# [WHAT IS NEEDED]
Reproduce the data below, changing every instance of "Azar test Env" to "Azar Test Environment" and leaving everything else untouched.

# [LISTING]
——

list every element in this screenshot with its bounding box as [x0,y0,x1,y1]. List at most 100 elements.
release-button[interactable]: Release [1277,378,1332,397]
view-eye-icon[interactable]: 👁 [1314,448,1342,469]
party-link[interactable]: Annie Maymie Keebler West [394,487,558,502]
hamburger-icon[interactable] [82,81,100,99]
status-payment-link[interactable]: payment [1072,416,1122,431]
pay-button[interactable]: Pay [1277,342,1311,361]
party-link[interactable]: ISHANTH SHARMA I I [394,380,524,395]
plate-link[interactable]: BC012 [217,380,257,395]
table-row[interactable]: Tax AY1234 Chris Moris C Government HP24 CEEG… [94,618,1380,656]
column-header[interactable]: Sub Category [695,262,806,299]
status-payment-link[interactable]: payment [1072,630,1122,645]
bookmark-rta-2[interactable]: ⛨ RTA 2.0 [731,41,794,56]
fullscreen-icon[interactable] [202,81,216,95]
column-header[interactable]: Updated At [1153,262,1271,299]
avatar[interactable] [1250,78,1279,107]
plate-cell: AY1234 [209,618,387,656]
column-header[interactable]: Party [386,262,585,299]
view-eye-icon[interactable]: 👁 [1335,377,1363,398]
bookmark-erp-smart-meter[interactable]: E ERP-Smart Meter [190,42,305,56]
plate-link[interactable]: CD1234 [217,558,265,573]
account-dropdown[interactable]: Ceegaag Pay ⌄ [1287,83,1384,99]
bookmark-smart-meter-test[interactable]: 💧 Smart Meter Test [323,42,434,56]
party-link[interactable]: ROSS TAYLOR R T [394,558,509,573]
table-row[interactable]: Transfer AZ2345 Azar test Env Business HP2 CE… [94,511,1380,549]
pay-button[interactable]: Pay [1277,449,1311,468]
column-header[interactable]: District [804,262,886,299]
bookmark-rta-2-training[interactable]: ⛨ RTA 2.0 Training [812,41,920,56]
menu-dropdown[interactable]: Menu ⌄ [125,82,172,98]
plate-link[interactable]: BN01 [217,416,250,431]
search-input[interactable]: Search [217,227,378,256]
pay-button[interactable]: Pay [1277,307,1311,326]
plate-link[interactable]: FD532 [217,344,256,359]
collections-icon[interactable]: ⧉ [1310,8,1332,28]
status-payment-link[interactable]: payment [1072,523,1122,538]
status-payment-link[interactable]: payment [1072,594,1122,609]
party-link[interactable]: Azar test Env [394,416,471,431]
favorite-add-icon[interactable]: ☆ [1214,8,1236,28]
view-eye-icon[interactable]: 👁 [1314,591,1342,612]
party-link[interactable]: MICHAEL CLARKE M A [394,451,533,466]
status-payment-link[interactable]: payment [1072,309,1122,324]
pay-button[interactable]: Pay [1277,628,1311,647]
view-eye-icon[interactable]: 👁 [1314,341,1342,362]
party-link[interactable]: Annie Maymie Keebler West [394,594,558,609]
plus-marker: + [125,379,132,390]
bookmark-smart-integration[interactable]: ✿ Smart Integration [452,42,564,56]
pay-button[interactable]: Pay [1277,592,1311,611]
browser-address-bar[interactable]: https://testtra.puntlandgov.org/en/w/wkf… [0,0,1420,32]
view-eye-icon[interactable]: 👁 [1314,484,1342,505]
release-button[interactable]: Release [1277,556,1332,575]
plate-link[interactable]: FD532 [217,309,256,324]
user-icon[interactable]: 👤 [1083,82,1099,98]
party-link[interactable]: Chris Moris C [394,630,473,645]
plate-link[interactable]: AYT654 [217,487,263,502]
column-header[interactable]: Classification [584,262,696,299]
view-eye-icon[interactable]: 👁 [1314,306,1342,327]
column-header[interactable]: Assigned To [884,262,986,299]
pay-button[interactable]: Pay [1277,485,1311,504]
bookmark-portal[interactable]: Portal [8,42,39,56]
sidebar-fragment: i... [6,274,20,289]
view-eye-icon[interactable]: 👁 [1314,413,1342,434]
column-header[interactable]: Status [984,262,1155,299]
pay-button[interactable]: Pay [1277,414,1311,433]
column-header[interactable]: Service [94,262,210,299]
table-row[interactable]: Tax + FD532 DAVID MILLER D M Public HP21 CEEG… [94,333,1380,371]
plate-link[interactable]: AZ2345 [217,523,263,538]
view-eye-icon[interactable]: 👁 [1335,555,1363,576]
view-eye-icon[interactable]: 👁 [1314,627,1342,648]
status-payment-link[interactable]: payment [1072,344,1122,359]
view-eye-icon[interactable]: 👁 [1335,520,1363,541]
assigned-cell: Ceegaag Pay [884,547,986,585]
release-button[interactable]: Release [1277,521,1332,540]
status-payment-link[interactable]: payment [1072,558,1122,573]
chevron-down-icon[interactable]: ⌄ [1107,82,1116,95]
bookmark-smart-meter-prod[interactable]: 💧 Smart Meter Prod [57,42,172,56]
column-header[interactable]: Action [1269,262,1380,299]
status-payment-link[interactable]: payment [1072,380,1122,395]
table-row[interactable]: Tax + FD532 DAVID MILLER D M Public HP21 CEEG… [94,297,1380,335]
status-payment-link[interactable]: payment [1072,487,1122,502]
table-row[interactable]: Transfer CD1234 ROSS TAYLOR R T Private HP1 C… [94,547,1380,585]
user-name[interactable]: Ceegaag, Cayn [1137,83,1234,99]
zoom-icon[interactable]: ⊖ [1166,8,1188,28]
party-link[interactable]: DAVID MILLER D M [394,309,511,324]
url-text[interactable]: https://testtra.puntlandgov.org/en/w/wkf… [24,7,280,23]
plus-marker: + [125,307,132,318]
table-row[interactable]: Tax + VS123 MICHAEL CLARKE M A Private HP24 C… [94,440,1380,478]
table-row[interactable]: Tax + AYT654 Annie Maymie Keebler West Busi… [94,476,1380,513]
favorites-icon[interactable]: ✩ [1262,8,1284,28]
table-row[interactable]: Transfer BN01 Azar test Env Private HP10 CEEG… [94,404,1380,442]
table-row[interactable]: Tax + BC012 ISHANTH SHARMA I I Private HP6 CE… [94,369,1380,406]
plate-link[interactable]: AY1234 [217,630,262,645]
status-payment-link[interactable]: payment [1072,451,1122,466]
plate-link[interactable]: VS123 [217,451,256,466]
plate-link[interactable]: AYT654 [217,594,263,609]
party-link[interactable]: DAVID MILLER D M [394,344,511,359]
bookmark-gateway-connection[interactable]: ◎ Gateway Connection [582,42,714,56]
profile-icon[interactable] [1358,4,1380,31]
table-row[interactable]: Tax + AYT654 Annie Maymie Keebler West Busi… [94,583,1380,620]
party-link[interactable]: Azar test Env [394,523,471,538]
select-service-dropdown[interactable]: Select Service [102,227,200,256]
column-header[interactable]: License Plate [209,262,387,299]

——

# [RESULT OF THIS EXERCISE]
list every element in this screenshot with its bounding box as [x0,y0,x1,y1]. List at most 100 elements.
release-button[interactable]: Release [1277,378,1332,397]
view-eye-icon[interactable]: 👁 [1314,448,1342,469]
party-link[interactable]: Annie Maymie Keebler West [394,487,558,502]
hamburger-icon[interactable] [82,81,100,99]
status-payment-link[interactable]: payment [1072,416,1122,431]
pay-button[interactable]: Pay [1277,342,1311,361]
party-link[interactable]: ISHANTH SHARMA I I [394,380,524,395]
plate-link[interactable]: BC012 [217,380,257,395]
table-row[interactable]: Tax AY1234 Chris Moris C Government HP24 CEEG… [94,618,1380,656]
column-header[interactable]: Sub Category [695,262,806,299]
status-payment-link[interactable]: payment [1072,630,1122,645]
bookmark-rta-2[interactable]: ⛨ RTA 2.0 [731,41,794,56]
fullscreen-icon[interactable] [202,81,216,95]
column-header[interactable]: Updated At [1153,262,1271,299]
avatar[interactable] [1250,78,1279,107]
plate-cell: AY1234 [209,618,387,656]
column-header[interactable]: Party [386,262,585,299]
view-eye-icon[interactable]: 👁 [1335,377,1363,398]
bookmark-erp-smart-meter[interactable]: E ERP-Smart Meter [190,42,305,56]
plate-link[interactable]: CD1234 [217,558,265,573]
account-dropdown[interactable]: Ceegaag Pay ⌄ [1287,83,1384,99]
bookmark-smart-meter-test[interactable]: 💧 Smart Meter Test [323,42,434,56]
party-link[interactable]: ROSS TAYLOR R T [394,558,509,573]
table-row[interactable]: Transfer AZ2345 Azar Test Environment Business HP2 CE… [94,511,1380,549]
pay-button[interactable]: Pay [1277,449,1311,468]
column-header[interactable]: District [804,262,886,299]
bookmark-rta-2-training[interactable]: ⛨ RTA 2.0 Training [812,41,920,56]
menu-dropdown[interactable]: Menu ⌄ [125,82,172,98]
plate-link[interactable]: BN01 [217,416,250,431]
search-input[interactable]: Search [217,227,378,256]
pay-button[interactable]: Pay [1277,307,1311,326]
plate-link[interactable]: FD532 [217,344,256,359]
collections-icon[interactable]: ⧉ [1310,8,1332,28]
status-payment-link[interactable]: payment [1072,523,1122,538]
status-payment-link[interactable]: payment [1072,594,1122,609]
party-link[interactable]: Azar Test Environment [394,416,471,431]
favorite-add-icon[interactable]: ☆ [1214,8,1236,28]
view-eye-icon[interactable]: 👁 [1314,591,1342,612]
party-link[interactable]: MICHAEL CLARKE M A [394,451,533,466]
status-payment-link[interactable]: payment [1072,309,1122,324]
pay-button[interactable]: Pay [1277,628,1311,647]
view-eye-icon[interactable]: 👁 [1314,341,1342,362]
party-link[interactable]: Annie Maymie Keebler West [394,594,558,609]
plus-marker: + [125,379,132,390]
bookmark-smart-integration[interactable]: ✿ Smart Integration [452,42,564,56]
pay-button[interactable]: Pay [1277,592,1311,611]
browser-address-bar[interactable]: https://testtra.puntlandgov.org/en/w/wkf… [0,0,1420,32]
view-eye-icon[interactable]: 👁 [1314,484,1342,505]
release-button[interactable]: Release [1277,556,1332,575]
plate-link[interactable]: FD532 [217,309,256,324]
user-icon[interactable]: 👤 [1083,82,1099,98]
party-link[interactable]: Chris Moris C [394,630,473,645]
plate-link[interactable]: AYT654 [217,487,263,502]
column-header[interactable]: Classification [584,262,696,299]
view-eye-icon[interactable]: 👁 [1314,306,1342,327]
column-header[interactable]: Assigned To [884,262,986,299]
pay-button[interactable]: Pay [1277,485,1311,504]
bookmark-portal[interactable]: Portal [8,42,39,56]
sidebar-fragment: i... [6,274,20,289]
view-eye-icon[interactable]: 👁 [1314,413,1342,434]
column-header[interactable]: Status [984,262,1155,299]
pay-button[interactable]: Pay [1277,414,1311,433]
column-header[interactable]: Service [94,262,210,299]
table-row[interactable]: Tax + FD532 DAVID MILLER D M Public HP21 CEEG… [94,333,1380,371]
plate-link[interactable]: AZ2345 [217,523,263,538]
view-eye-icon[interactable]: 👁 [1335,555,1363,576]
view-eye-icon[interactable]: 👁 [1314,627,1342,648]
status-payment-link[interactable]: payment [1072,344,1122,359]
view-eye-icon[interactable]: 👁 [1335,520,1363,541]
assigned-cell: Ceegaag Pay [884,547,986,585]
release-button[interactable]: Release [1277,521,1332,540]
status-payment-link[interactable]: payment [1072,558,1122,573]
chevron-down-icon[interactable]: ⌄ [1107,82,1116,95]
bookmark-smart-meter-prod[interactable]: 💧 Smart Meter Prod [57,42,172,56]
column-header[interactable]: Action [1269,262,1380,299]
status-payment-link[interactable]: payment [1072,380,1122,395]
table-row[interactable]: Tax + FD532 DAVID MILLER D M Public HP21 CEEG… [94,297,1380,335]
status-payment-link[interactable]: payment [1072,487,1122,502]
table-row[interactable]: Transfer CD1234 ROSS TAYLOR R T Private HP1 C… [94,547,1380,585]
user-name[interactable]: Ceegaag, Cayn [1137,83,1234,99]
zoom-icon[interactable]: ⊖ [1166,8,1188,28]
party-link[interactable]: DAVID MILLER D M [394,309,511,324]
url-text[interactable]: https://testtra.puntlandgov.org/en/w/wkf… [24,7,280,23]
plus-marker: + [125,307,132,318]
table-row[interactable]: Tax + VS123 MICHAEL CLARKE M A Private HP24 C… [94,440,1380,478]
table-row[interactable]: Tax + AYT654 Annie Maymie Keebler West Busi… [94,476,1380,513]
favorites-icon[interactable]: ✩ [1262,8,1284,28]
table-row[interactable]: Transfer BN01 Azar Test Environment Private HP10 CEEG… [94,404,1380,442]
table-row[interactable]: Tax + BC012 ISHANTH SHARMA I I Private HP6 CE… [94,369,1380,406]
plate-link[interactable]: AY1234 [217,630,262,645]
status-payment-link[interactable]: payment [1072,451,1122,466]
plate-link[interactable]: VS123 [217,451,256,466]
plate-link[interactable]: AYT654 [217,594,263,609]
party-link[interactable]: DAVID MILLER D M [394,344,511,359]
bookmark-gateway-connection[interactable]: ◎ Gateway Connection [582,42,714,56]
profile-icon[interactable] [1358,4,1380,31]
table-row[interactable]: Tax + AYT654 Annie Maymie Keebler West Busi… [94,583,1380,620]
party-link[interactable]: Azar Test Environment [394,523,471,538]
select-service-dropdown[interactable]: Select Service [102,227,200,256]
column-header[interactable]: License Plate [209,262,387,299]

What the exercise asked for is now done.